Your job is to retype all of the data word for word, leaving every image out.

▸ **Saved entries**
* Begin *

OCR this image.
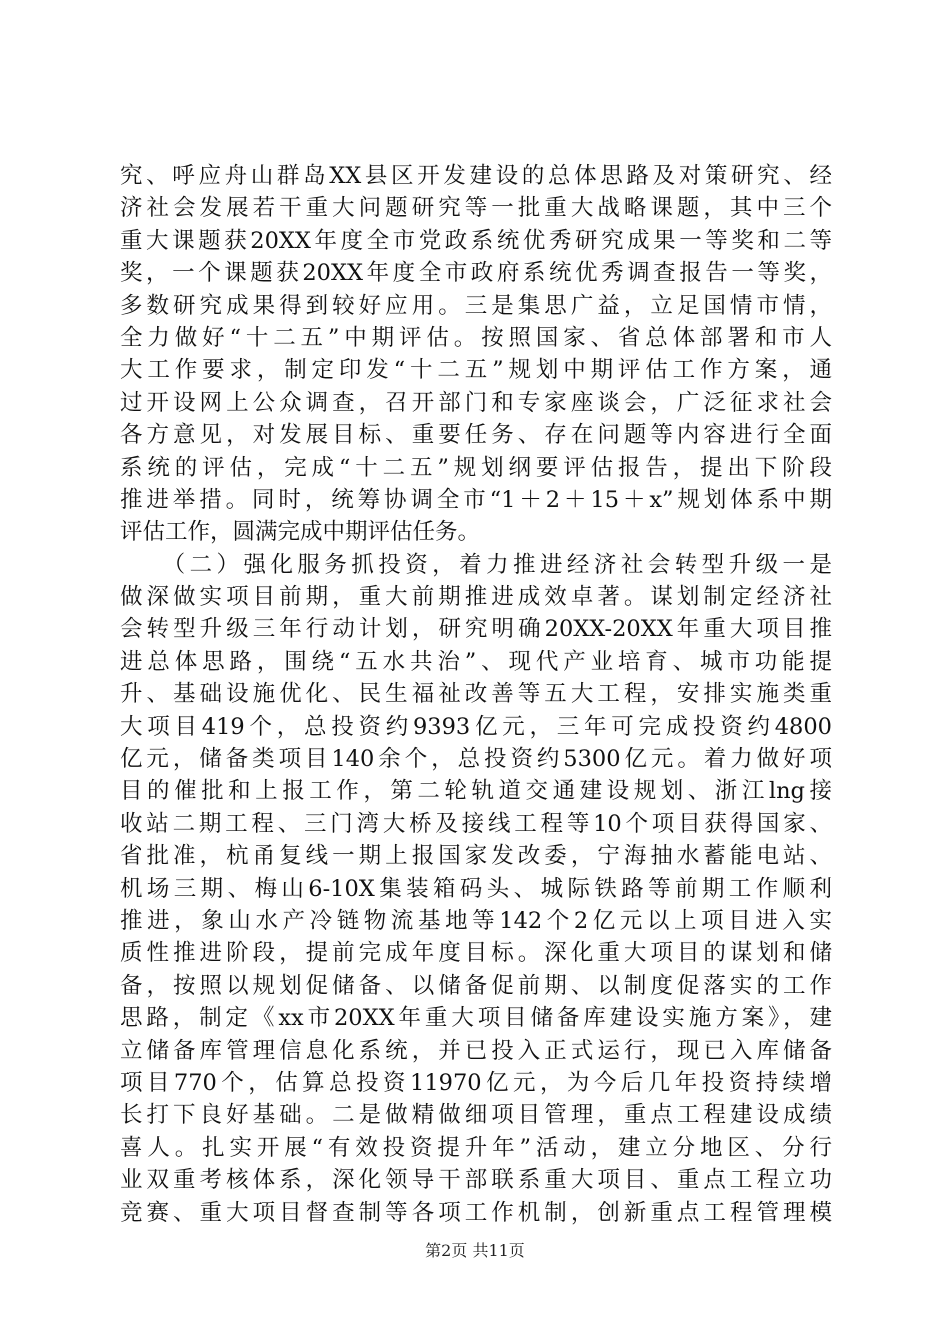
究、呼应舟山群岛XX县区开发建设的总体思路及对策研究、经
济社会发展若干重大问题研究等一批重大战略课题，其中三个
重大课题获20XX年度全市党政系统优秀研究成果一等奖和二等
奖，一个课题获20XX年度全市政府系统优秀调查报告一等奖，
多数研究成果得到较好应用。三是集思广益，立足国情市情，
全力做好“十二五”中期评估。按照国家、省总体部署和市人
大工作要求，制定印发“十二五”规划中期评估工作方案，通
过开设网上公众调查，召开部门和专家座谈会，广泛征求社会
各方意见，对发展目标、重要任务、存在问题等内容进行全面
系统的评估，完成“十二五”规划纲要评估报告，提出下阶段
推进举措。同时，统筹协调全市“1＋2＋15＋x”规划体系中期
评估工作，圆满完成中期评估任务。
　　（二）强化服务抓投资，着力推进经济社会转型升级一是
做深做实项目前期，重大前期推进成效卓著。谋划制定经济社
会转型升级三年行动计划，研究明确20XX-20XX年重大项目推
进总体思路，围绕“五水共治”、现代产业培育、城市功能提
升、基础设施优化、民生福祉改善等五大工程，安排实施类重
大项目419个，总投资约9393亿元，三年可完成投资约4800
亿元，储备类项目140余个，总投资约5300亿元。着力做好项
目的催批和上报工作，第二轮轨道交通建设规划、浙江lng接
收站二期工程、三门湾大桥及接线工程等10个项目获得国家、
省批准，杭甬复线一期上报国家发改委，宁海抽水蓄能电站、
机场三期、梅山6-10X集装箱码头、城际铁路等前期工作顺利
推进，象山水产冷链物流基地等142个2亿元以上项目进入实
质性推进阶段，提前完成年度目标。深化重大项目的谋划和储
备，按照以规划促储备、以储备促前期、以制度促落实的工作
思路，制定《xx市20XX年重大项目储备库建设实施方案》，建
立储备库管理信息化系统，并已投入正式运行，现已入库储备
项目770个，估算总投资11970亿元，为今后几年投资持续增
长打下良好基础。二是做精做细项目管理，重点工程建设成绩
喜人。扎实开展“有效投资提升年”活动，建立分地区、分行
业双重考核体系，深化领导干部联系重大项目、重点工程立功
竞赛、重大项目督查制等各项工作机制，创新重点工程管理模
第2页 共11页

* End *

▸ **TASK RESULT**
OCR this image.
究、呼应舟山群岛XX县区开发建设的总体思路及对策研究、经
济社会发展若干重大问题研究等一批重大战略课题，其中三个
重大课题获20XX年度全市党政系统优秀研究成果一等奖和二等
奖，一个课题获20XX年度全市政府系统优秀调查报告一等奖，
多数研究成果得到较好应用。三是集思广益，立足国情市情，
全力做好“十二五”中期评估。按照国家、省总体部署和市人
大工作要求，制定印发“十二五”规划中期评估工作方案，通
过开设网上公众调查，召开部门和专家座谈会，广泛征求社会
各方意见，对发展目标、重要任务、存在问题等内容进行全面
系统的评估，完成“十二五”规划纲要评估报告，提出下阶段
推进举措。同时，统筹协调全市“1＋2＋15＋x”规划体系中期
评估工作，圆满完成中期评估任务。
　　（二）强化服务抓投资，着力推进经济社会转型升级一是
做深做实项目前期，重大前期推进成效卓著。谋划制定经济社
会转型升级三年行动计划，研究明确20XX-20XX年重大项目推
进总体思路，围绕“五水共治”、现代产业培育、城市功能提
升、基础设施优化、民生福祉改善等五大工程，安排实施类重
大项目419个，总投资约9393亿元，三年可完成投资约4800
亿元，储备类项目140余个，总投资约5300亿元。着力做好项
目的催批和上报工作，第二轮轨道交通建设规划、浙江lng接
收站二期工程、三门湾大桥及接线工程等10个项目获得国家、
省批准，杭甬复线一期上报国家发改委，宁海抽水蓄能电站、
机场三期、梅山6-10X集装箱码头、城际铁路等前期工作顺利
推进，象山水产冷链物流基地等142个2亿元以上项目进入实
质性推进阶段，提前完成年度目标。深化重大项目的谋划和储
备，按照以规划促储备、以储备促前期、以制度促落实的工作
思路，制定《xx市20XX年重大项目储备库建设实施方案》，建
立储备库管理信息化系统，并已投入正式运行，现已入库储备
项目770个，估算总投资11970亿元，为今后几年投资持续增
长打下良好基础。二是做精做细项目管理，重点工程建设成绩
喜人。扎实开展“有效投资提升年”活动，建立分地区、分行
业双重考核体系，深化领导干部联系重大项目、重点工程立功
竞赛、重大项目督查制等各项工作机制，创新重点工程管理模
第2页 共11页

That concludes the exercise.